Problem to work on> Return all lines from the listing below in which the string "name" occurs.

Items>

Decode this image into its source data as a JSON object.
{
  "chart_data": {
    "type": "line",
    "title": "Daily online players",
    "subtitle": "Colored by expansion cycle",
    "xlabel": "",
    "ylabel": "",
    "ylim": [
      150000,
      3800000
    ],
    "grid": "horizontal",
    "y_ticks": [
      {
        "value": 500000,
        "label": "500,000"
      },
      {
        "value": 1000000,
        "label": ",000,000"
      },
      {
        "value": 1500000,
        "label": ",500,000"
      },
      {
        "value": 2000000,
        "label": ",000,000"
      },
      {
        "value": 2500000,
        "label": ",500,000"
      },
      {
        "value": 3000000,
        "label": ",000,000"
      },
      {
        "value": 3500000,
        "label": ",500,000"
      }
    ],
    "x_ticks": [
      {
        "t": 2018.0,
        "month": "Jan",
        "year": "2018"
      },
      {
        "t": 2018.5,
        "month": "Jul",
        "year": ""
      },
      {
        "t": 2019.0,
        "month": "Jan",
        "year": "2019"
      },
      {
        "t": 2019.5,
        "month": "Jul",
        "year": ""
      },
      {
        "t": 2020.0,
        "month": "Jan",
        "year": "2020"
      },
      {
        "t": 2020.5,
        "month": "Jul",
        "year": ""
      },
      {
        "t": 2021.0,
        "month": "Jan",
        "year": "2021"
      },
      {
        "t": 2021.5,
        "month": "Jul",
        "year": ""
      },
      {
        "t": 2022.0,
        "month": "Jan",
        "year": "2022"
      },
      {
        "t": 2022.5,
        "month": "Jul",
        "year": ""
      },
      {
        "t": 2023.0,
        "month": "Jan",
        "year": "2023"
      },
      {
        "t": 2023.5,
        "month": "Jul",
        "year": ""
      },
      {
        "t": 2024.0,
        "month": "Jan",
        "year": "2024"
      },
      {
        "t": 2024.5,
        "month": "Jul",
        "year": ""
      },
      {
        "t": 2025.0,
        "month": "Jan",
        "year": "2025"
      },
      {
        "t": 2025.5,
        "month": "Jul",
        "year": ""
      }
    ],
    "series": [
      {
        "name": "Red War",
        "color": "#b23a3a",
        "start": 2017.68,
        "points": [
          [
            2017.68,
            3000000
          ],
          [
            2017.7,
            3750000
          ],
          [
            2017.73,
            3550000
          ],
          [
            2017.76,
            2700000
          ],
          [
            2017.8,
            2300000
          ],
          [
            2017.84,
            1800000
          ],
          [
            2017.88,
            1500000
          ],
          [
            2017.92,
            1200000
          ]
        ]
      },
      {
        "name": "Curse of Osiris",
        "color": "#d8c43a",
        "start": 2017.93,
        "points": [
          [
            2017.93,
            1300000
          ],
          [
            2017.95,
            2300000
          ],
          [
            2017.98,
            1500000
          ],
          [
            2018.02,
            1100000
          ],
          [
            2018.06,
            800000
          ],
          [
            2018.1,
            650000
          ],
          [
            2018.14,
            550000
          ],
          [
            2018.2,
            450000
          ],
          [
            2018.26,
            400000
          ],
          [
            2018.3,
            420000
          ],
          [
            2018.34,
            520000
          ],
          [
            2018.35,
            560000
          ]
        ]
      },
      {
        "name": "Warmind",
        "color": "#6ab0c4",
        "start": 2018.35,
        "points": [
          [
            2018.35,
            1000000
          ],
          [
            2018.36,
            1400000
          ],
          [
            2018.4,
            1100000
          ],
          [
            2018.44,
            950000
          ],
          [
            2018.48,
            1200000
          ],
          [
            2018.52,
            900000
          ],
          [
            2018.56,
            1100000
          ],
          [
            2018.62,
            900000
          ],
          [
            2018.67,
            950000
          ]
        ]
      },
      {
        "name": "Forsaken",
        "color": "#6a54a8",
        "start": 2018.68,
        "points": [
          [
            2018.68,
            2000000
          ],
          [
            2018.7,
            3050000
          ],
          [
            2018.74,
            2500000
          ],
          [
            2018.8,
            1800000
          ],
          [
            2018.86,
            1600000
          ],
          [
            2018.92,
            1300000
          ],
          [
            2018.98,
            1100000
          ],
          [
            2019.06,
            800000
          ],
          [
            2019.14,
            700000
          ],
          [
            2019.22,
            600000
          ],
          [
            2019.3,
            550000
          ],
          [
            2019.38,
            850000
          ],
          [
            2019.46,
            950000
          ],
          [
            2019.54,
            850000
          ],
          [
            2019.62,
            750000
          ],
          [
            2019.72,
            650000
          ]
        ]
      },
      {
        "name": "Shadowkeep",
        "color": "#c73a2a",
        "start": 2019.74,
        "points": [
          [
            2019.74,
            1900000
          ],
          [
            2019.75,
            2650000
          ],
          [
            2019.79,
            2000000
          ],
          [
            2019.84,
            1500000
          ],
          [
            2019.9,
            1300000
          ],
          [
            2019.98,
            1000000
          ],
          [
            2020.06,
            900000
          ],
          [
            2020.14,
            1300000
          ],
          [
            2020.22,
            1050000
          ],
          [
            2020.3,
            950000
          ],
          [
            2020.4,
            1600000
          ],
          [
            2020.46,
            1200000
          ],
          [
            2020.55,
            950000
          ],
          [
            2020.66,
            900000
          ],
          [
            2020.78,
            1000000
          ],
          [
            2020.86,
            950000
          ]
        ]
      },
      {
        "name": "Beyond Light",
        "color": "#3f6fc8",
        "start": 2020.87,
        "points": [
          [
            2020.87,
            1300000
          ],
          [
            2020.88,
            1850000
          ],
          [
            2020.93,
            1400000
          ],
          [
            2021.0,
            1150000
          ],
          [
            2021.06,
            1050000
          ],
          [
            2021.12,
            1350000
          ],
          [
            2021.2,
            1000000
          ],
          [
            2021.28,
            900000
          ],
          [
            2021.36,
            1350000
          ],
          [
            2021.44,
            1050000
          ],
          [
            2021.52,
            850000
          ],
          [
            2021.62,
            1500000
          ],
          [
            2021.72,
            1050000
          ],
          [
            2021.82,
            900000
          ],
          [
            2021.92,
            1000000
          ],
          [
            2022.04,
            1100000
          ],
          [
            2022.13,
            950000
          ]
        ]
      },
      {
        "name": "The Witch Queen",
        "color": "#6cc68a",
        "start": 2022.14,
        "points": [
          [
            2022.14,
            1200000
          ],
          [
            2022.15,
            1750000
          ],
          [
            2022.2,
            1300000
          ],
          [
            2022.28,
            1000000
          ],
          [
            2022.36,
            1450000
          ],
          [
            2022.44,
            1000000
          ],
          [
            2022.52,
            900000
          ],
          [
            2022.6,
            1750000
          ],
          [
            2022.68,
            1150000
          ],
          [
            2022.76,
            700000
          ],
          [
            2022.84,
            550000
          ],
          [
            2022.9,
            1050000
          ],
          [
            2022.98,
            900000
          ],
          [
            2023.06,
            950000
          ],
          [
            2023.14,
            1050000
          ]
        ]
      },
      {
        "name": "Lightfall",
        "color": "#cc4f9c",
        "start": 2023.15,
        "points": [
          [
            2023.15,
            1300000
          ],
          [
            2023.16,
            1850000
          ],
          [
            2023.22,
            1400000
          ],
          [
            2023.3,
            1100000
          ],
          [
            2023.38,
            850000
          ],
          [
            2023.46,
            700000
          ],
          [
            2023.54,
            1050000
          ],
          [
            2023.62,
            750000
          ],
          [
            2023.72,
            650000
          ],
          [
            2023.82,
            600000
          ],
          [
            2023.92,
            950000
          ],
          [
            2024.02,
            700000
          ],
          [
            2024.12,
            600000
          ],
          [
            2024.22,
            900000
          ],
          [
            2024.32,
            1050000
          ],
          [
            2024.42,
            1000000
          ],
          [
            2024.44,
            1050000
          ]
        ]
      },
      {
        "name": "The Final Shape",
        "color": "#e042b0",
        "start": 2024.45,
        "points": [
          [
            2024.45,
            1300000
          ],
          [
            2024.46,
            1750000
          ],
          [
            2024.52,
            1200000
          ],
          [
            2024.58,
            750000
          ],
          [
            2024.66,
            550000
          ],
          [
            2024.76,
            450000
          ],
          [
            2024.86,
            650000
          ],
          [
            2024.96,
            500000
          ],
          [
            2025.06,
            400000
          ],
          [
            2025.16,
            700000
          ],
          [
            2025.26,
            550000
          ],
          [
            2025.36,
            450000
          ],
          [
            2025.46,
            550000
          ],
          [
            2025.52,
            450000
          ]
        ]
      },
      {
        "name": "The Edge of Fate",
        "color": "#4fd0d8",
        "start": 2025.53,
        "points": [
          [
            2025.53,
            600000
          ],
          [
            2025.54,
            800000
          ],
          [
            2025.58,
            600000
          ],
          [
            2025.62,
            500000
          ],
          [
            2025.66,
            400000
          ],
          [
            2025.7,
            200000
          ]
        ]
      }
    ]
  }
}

Task solution>
        "name": "Red War",
        "name": "Curse of Osiris",
        "name": "Warmind",
        "name": "Forsaken",
        "name": "Shadowkeep",
        "name": "Beyond Light",
        "name": "The Witch Queen",
        "name": "Lightfall",
        "name": "The Final Shape",
        "name": "The Edge of Fate",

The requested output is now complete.